[Source records]
════════════════

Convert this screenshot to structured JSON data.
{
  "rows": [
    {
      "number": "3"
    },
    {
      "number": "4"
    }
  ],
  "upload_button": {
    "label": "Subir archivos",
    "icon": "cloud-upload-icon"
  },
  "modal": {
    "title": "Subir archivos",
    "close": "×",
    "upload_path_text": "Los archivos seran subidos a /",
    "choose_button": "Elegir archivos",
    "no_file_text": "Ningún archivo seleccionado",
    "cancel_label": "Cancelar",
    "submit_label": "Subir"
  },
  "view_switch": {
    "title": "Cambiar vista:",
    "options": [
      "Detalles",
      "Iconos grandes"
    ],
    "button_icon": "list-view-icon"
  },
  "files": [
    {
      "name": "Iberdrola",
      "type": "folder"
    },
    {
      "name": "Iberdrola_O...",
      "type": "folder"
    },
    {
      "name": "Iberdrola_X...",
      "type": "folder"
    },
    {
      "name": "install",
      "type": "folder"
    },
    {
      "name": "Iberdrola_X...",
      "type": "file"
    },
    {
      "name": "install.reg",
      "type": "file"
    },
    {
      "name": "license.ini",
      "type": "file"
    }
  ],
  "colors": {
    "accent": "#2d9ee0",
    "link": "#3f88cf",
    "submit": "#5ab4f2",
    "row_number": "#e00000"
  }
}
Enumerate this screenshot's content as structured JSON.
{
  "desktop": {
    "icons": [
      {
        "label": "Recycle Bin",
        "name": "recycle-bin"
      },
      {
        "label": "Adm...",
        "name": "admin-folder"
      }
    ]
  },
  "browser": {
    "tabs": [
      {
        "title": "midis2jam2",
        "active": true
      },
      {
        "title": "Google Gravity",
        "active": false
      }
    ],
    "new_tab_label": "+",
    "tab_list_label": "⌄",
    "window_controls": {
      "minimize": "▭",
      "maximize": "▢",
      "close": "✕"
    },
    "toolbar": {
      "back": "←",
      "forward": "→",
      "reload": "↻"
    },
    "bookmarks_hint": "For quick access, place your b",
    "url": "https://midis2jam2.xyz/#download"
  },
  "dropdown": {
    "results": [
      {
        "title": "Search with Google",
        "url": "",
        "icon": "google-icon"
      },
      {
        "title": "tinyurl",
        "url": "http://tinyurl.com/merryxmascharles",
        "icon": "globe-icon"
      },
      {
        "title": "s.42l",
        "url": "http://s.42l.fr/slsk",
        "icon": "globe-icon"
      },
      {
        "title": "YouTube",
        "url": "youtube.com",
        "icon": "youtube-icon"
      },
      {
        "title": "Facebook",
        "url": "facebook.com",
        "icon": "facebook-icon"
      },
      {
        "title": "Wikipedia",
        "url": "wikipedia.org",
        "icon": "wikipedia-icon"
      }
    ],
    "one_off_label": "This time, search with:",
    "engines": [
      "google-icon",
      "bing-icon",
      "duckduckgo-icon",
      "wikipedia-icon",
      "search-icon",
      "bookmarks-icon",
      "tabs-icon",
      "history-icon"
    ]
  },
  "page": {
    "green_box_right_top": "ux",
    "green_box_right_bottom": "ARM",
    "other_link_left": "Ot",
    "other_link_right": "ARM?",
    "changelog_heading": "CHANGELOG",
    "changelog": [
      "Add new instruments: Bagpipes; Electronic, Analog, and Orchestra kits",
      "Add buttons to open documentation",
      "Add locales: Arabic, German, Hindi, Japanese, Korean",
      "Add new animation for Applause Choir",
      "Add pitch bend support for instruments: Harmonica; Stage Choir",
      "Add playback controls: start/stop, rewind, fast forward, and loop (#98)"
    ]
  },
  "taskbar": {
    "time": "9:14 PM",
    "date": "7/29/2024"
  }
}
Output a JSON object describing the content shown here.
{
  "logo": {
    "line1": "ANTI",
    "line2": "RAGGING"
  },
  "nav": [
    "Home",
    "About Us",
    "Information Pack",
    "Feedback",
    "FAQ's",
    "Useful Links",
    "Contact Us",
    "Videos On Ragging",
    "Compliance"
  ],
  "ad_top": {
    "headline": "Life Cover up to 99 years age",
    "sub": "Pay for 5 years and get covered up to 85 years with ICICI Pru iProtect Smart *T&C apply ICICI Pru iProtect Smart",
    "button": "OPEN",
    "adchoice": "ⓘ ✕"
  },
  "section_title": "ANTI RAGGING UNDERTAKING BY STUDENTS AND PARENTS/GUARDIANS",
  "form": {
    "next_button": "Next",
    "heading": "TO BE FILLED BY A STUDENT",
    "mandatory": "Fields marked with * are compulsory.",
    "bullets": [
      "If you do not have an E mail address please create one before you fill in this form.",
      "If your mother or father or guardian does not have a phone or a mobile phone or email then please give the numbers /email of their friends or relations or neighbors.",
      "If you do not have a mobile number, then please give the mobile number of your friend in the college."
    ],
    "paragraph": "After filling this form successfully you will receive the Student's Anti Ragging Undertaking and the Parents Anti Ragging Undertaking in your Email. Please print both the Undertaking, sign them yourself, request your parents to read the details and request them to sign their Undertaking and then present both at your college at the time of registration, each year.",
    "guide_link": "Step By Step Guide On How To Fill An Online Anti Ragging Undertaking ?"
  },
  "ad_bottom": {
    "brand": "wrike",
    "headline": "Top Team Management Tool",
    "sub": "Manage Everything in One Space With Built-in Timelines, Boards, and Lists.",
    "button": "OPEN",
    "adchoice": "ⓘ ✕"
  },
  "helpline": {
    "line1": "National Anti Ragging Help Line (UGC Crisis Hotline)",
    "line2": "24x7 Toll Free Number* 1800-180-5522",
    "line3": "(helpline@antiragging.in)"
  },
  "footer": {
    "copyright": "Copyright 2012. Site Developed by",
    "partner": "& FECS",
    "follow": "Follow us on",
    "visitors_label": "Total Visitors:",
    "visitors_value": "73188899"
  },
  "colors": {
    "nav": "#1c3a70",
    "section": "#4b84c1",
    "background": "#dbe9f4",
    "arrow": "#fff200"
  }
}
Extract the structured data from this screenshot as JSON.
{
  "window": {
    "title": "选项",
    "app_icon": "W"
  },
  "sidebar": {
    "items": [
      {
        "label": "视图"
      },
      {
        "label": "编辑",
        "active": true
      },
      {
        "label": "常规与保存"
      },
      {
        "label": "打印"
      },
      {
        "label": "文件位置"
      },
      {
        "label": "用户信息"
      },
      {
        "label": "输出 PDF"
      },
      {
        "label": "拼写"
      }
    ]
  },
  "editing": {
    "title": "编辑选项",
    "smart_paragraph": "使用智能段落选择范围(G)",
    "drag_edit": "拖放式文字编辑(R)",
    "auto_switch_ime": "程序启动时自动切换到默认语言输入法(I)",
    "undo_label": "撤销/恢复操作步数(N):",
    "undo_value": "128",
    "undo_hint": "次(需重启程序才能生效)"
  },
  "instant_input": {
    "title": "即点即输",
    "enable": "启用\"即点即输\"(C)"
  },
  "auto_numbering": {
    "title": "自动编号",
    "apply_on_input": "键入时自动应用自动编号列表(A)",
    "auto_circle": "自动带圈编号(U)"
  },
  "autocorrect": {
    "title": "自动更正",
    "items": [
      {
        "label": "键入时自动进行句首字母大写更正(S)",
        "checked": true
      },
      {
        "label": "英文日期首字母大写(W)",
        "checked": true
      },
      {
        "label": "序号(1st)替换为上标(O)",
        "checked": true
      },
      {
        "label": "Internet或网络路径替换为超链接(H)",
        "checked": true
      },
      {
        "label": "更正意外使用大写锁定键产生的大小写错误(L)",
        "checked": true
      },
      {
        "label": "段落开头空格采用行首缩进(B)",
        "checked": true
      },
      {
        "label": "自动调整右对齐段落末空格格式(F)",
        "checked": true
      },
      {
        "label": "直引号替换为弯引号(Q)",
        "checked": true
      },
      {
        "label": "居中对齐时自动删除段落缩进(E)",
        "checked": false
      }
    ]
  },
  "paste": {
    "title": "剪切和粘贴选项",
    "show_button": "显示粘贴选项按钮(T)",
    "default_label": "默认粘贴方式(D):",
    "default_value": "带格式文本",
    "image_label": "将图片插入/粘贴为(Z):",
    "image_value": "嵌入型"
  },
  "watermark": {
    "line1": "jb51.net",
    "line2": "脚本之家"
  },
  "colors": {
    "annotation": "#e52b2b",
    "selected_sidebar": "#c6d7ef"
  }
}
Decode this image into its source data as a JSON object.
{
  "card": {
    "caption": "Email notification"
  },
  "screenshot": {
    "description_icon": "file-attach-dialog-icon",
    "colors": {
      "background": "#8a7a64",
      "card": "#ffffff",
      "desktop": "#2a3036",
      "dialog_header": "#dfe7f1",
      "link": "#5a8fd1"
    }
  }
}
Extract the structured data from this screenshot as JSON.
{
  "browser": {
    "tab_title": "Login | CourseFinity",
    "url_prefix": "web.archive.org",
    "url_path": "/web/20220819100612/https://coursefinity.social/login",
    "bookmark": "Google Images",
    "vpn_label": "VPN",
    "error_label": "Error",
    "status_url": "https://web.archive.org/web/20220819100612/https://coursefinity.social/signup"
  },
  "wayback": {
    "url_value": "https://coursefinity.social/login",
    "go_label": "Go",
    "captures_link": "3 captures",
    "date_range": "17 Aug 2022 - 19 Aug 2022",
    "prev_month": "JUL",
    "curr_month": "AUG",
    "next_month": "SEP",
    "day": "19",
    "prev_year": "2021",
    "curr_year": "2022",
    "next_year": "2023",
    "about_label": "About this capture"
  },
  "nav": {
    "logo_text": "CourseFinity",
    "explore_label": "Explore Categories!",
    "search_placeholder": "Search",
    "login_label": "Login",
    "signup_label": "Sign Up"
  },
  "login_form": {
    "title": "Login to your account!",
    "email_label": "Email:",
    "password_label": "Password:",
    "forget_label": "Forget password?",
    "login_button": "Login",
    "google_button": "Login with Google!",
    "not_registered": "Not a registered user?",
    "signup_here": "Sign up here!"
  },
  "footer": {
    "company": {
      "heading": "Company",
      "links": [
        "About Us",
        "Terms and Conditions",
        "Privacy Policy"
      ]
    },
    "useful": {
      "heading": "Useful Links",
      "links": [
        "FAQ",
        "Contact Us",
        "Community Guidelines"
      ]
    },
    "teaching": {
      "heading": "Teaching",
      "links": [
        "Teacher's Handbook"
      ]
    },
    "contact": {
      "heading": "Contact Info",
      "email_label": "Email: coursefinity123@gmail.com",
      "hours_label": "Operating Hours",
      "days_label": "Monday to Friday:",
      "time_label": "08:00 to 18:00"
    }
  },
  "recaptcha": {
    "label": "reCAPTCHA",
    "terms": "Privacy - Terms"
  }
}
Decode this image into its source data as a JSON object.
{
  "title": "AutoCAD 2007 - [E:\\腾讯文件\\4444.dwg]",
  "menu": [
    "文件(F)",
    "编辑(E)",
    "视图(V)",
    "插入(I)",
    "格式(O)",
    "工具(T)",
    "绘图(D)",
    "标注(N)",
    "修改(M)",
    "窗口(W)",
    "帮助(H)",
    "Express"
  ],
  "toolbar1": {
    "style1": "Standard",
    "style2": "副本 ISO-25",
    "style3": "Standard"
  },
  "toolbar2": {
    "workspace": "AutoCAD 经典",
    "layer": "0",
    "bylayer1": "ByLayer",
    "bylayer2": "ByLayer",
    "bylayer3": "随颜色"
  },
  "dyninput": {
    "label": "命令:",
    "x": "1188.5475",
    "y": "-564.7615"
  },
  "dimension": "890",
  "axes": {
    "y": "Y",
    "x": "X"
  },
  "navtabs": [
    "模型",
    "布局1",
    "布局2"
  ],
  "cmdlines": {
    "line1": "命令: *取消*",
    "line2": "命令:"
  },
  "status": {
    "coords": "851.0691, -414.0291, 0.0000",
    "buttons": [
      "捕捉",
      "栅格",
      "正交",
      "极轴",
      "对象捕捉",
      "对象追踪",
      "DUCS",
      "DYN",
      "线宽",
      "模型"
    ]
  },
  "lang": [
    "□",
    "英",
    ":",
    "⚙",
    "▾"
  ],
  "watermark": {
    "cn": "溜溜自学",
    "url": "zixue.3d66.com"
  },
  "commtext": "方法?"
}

════════════════

_WHAT YOU SHOULD DO_.
Pick out the lines above that hold the string "background" and show them.

_EXERCISE RESULT_.
    "background": "#dbe9f4",
      "background": "#8a7a64",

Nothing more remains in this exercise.